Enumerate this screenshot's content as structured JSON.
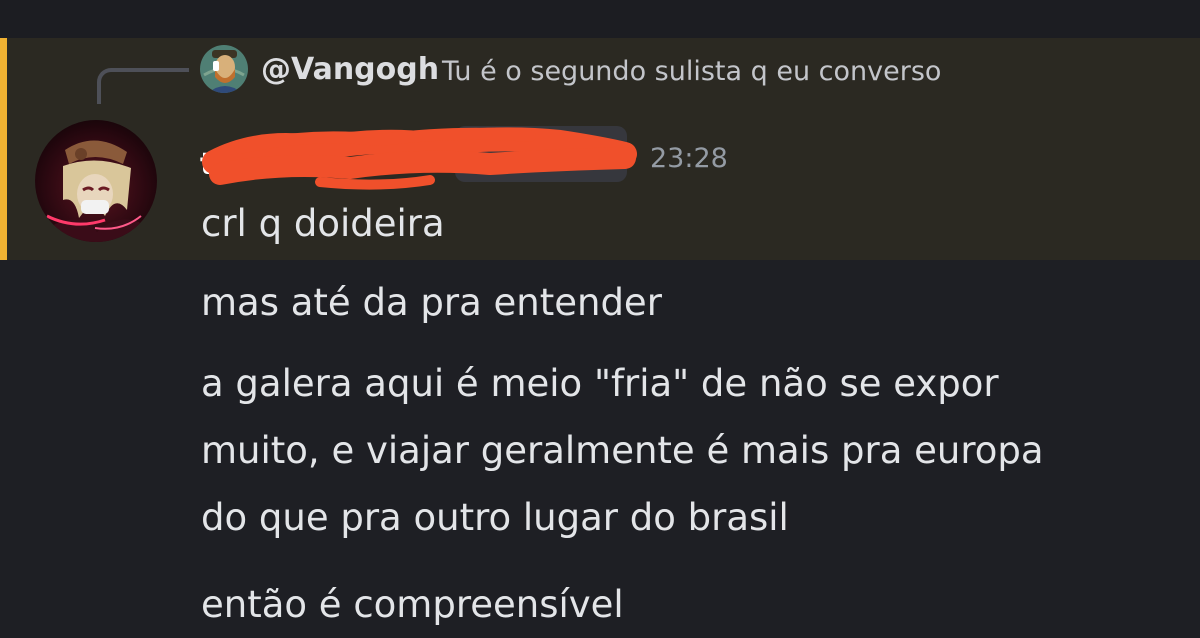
{
  "reply": {
    "author": "@Vangogh",
    "text": "Tu é o segundo sulista q eu converso"
  },
  "message": {
    "author_visible_fragment": "t",
    "timestamp": "23:28",
    "lines": [
      "crl q doideira",
      "mas até da pra entender",
      "a galera aqui é meio \"fria\" de não se expor",
      "muito, e viajar geralmente é mais pra europa",
      "do que pra outro lugar do brasil",
      "então é compreensível"
    ]
  },
  "colors": {
    "background": "#1e1f24",
    "mention_highlight": "#2b2922",
    "mention_bar": "#f0b232",
    "redaction": "#f0502b",
    "text": "#e3e5e8",
    "muted": "#949ba4"
  },
  "icons": {
    "reply_avatar": "vangogh-portrait-avatar",
    "author_avatar": "anime-character-avatar"
  }
}
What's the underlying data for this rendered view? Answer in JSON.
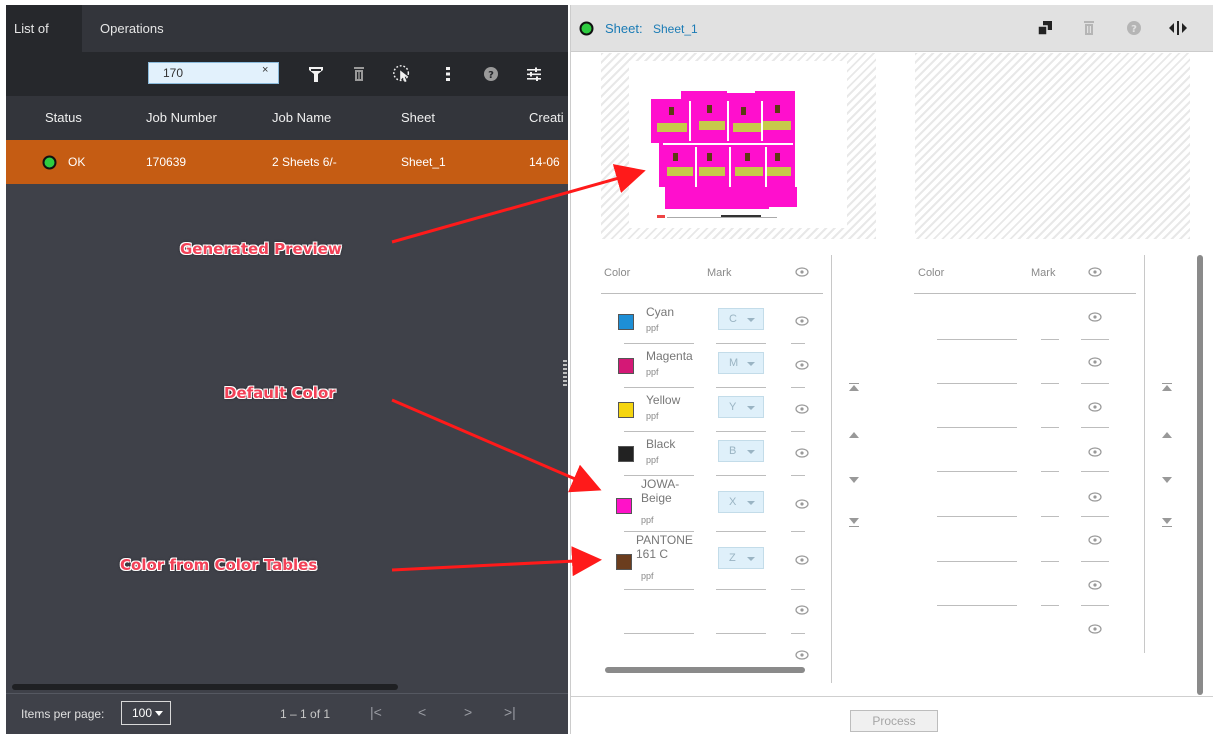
{
  "left": {
    "tabs": [
      "List of PPF",
      "Operations"
    ],
    "search": {
      "value": "170",
      "clear": "×"
    },
    "columns": [
      "Status",
      "Job Number",
      "Job Name",
      "Sheet",
      "Creati"
    ],
    "rows": [
      {
        "status": "OK",
        "job_number": "170639",
        "job_name": "2 Sheets 6/-",
        "sheet": "Sheet_1",
        "created": "14-06"
      }
    ],
    "footer": {
      "items_per_page_label": "Items per page:",
      "items_per_page_value": "100",
      "range": "1 – 1 of 1",
      "first": "|<",
      "prev": "<",
      "next": ">",
      "last": ">|"
    }
  },
  "right": {
    "header": {
      "sheet_label": "Sheet:",
      "sheet_name": "Sheet_1"
    },
    "left_table": {
      "col_color": "Color",
      "col_mark": "Mark",
      "rows": [
        {
          "name": "Cyan",
          "source": "ppf",
          "mark": "C",
          "swatch": "#1e8fd6"
        },
        {
          "name": "Magenta",
          "source": "ppf",
          "mark": "M",
          "swatch": "#d41876"
        },
        {
          "name": "Yellow",
          "source": "ppf",
          "mark": "Y",
          "swatch": "#f5d50f"
        },
        {
          "name": "Black",
          "source": "ppf",
          "mark": "B",
          "swatch": "#222222"
        },
        {
          "name": "JOWA-\nBeige",
          "source": "ppf",
          "mark": "X",
          "swatch": "#ff12c8"
        },
        {
          "name": "PANTONE\n161 C",
          "source": "ppf",
          "mark": "Z",
          "swatch": "#6b3d1e"
        }
      ]
    },
    "right_table": {
      "col_color": "Color",
      "col_mark": "Mark"
    },
    "process_label": "Process"
  },
  "annotations": {
    "preview": "Generated Preview",
    "default_color": "Default Color",
    "color_tables": "Color from Color Tables"
  },
  "colors": {
    "accent_row": "#c55c13",
    "status_ok": "#2ecc40",
    "annotation": "#f24157"
  }
}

§

In the listing, find every line containing the word "this" and list it.

The result:
Enumerate this screenshot's content as structured JSON.
What's the underlying data for this rendered view? Answer in JSON.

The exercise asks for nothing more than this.